## What to do
Repeat each record below exactly as given.

## Stored rows
──────────────────────────────

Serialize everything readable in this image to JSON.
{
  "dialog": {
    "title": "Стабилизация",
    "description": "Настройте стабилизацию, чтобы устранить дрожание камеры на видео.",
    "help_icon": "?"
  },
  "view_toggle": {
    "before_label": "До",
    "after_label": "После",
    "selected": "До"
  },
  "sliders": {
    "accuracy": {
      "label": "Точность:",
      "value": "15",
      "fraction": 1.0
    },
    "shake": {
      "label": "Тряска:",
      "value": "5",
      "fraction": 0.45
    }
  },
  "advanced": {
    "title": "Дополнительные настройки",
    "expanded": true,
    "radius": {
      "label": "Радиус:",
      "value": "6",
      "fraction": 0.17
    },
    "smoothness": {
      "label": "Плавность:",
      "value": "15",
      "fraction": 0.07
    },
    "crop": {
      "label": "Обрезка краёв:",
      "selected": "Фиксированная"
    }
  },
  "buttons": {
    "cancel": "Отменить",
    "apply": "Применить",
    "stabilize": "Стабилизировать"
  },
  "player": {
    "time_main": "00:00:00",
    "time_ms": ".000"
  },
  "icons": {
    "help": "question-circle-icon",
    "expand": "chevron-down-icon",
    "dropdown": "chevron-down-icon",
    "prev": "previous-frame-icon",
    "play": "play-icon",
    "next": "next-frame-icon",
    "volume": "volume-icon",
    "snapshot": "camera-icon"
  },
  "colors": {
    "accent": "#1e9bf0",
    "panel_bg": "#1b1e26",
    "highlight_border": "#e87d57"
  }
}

──────────────────────────────

## Result of this task
Serialize everything readable in this image to JSON.
{
  "dialog": {
    "title": "Стабилизация",
    "description": "Настройте стабилизацию, чтобы устранить дрожание камеры на видео.",
    "help_icon": "?"
  },
  "view_toggle": {
    "before_label": "До",
    "after_label": "После",
    "selected": "До"
  },
  "sliders": {
    "accuracy": {
      "label": "Точность:",
      "value": "15",
      "fraction": 1.0
    },
    "shake": {
      "label": "Тряска:",
      "value": "5",
      "fraction": 0.45
    }
  },
  "advanced": {
    "title": "Дополнительные настройки",
    "expanded": true,
    "radius": {
      "label": "Радиус:",
      "value": "6",
      "fraction": 0.17
    },
    "smoothness": {
      "label": "Плавность:",
      "value": "15",
      "fraction": 0.07
    },
    "crop": {
      "label": "Обрезка краёв:",
      "selected": "Фиксированная"
    }
  },
  "buttons": {
    "cancel": "Отменить",
    "apply": "Применить",
    "stabilize": "Стабилизировать"
  },
  "player": {
    "time_main": "00:00:00",
    "time_ms": ".000"
  },
  "icons": {
    "help": "question-circle-icon",
    "expand": "chevron-down-icon",
    "dropdown": "chevron-down-icon",
    "prev": "previous-frame-icon",
    "play": "play-icon",
    "next": "next-frame-icon",
    "volume": "volume-icon",
    "snapshot": "camera-icon"
  },
  "colors": {
    "accent": "#1e9bf0",
    "panel_bg": "#1b1e26",
    "highlight_border": "#e87d57"
  }
}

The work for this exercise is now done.